Stored data:
>>>

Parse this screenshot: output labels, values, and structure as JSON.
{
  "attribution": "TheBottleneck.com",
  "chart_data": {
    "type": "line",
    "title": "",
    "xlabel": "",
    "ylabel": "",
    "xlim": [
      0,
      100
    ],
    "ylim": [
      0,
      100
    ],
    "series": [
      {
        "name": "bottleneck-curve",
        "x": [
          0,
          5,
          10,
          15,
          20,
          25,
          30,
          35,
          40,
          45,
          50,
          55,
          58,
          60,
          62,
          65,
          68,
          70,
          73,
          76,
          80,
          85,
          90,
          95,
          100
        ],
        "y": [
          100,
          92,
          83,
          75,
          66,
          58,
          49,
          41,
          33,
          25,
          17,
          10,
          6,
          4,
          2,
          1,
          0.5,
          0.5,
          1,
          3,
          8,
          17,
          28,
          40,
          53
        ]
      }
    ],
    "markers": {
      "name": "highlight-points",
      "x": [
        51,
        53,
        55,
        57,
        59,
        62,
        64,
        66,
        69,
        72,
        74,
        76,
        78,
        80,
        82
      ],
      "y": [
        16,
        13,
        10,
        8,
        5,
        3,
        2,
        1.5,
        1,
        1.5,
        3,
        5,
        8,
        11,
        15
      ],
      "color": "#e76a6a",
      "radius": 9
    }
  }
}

<<<

TASK DESCRIPTION → Once more, set down the full listing, verbatim.

SOLUTION TO THIS EXERCISE →
Parse this screenshot: output labels, values, and structure as JSON.
{
  "attribution": "TheBottleneck.com",
  "chart_data": {
    "type": "line",
    "title": "",
    "xlabel": "",
    "ylabel": "",
    "xlim": [
      0,
      100
    ],
    "ylim": [
      0,
      100
    ],
    "series": [
      {
        "name": "bottleneck-curve",
        "x": [
          0,
          5,
          10,
          15,
          20,
          25,
          30,
          35,
          40,
          45,
          50,
          55,
          58,
          60,
          62,
          65,
          68,
          70,
          73,
          76,
          80,
          85,
          90,
          95,
          100
        ],
        "y": [
          100,
          92,
          83,
          75,
          66,
          58,
          49,
          41,
          33,
          25,
          17,
          10,
          6,
          4,
          2,
          1,
          0.5,
          0.5,
          1,
          3,
          8,
          17,
          28,
          40,
          53
        ]
      }
    ],
    "markers": {
      "name": "highlight-points",
      "x": [
        51,
        53,
        55,
        57,
        59,
        62,
        64,
        66,
        69,
        72,
        74,
        76,
        78,
        80,
        82
      ],
      "y": [
        16,
        13,
        10,
        8,
        5,
        3,
        2,
        1.5,
        1,
        1.5,
        3,
        5,
        8,
        11,
        15
      ],
      "color": "#e76a6a",
      "radius": 9
    }
  }
}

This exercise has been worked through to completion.